→ **FRAGMENTO**:
----

Contemplaciones SJ – Con llanto de niño…

Contemplación del Nacimiento de Jesús.

Por Matías Hardoy SJ

Lucas 2, 6-7. “Y mientras estaban allí le llegó el tiempo del parto y dio a luz a su hijo primogénito, lo envolvió en pañales y lo acostó en un pesebre, porque no tenían sitio en la posada.”

Ya es de noche. En la soledad del campo, las estrellas brillan de manera especial. Silenciosas, son testigos de lo que ocurre. Miro a mi alrededor. De pronto, una suave brisa fresca me invita a un mayor recogimiento. Los animales, tal vez porque algo intuyen, se acercan… Me impacta la simpleza de esta escena.

Hay una mujer, María. Tiene el rostro quemado por el sol por tantos días de camino. Su marido, José, le sostiene la espalda. Lo atraviesa una mezcla de ansiedad y temor. Mira al cielo y piensa ¿cómo será esto? Duda, pero aún confía. Si de verdad es Dios, ¿veremos alguna señal, algo especial?

María, con cada contracción, se aferra más y más fuerte a la mano de José. Eso la sostiene. Grita. Puja. Lucha. Como toda mujer en este momento sagrado. Y ahí está.

----

→ **DATOS PROPORCIONADOS**:

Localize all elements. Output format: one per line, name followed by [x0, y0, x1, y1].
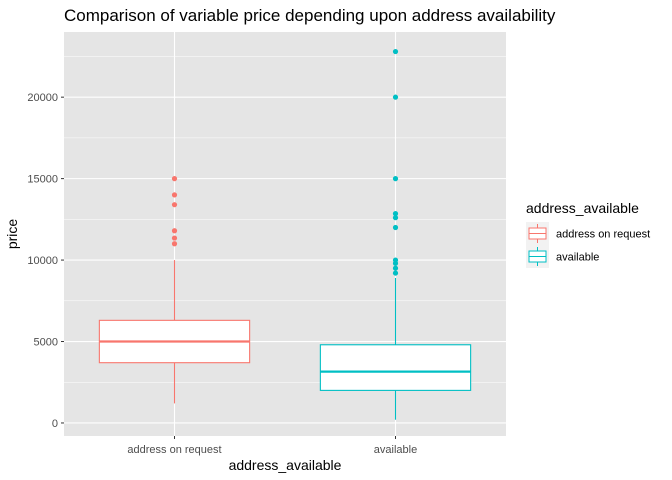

----

Copia de la contemplación del Nacimiento todo lo que va desde "Contemplaciones SJ –" hasta "de esta escena.". El listado no interviene en absoluto en esta actividad.

Contemplaciones SJ – Con llanto de niño…

Contemplación del Nacimiento de Jesús.

Por Matías Hardoy SJ

Lucas 2, 6-7. “Y mientras estaban allí le llegó el tiempo del parto y dio a luz a su hijo primogénito, lo envolvió en pañales y lo acostó en un pesebre, porque no tenían sitio en la posada.”

Ya es de noche. En la soledad del campo, las estrellas brillan de manera especial. Silenciosas, son testigos de lo que ocurre. Miro a mi alrededor. De pronto, una suave brisa fresca me invita a un mayor recogimiento. Los animales, tal vez porque algo intuyen, se acercan… Me impacta la simpleza de esta escena.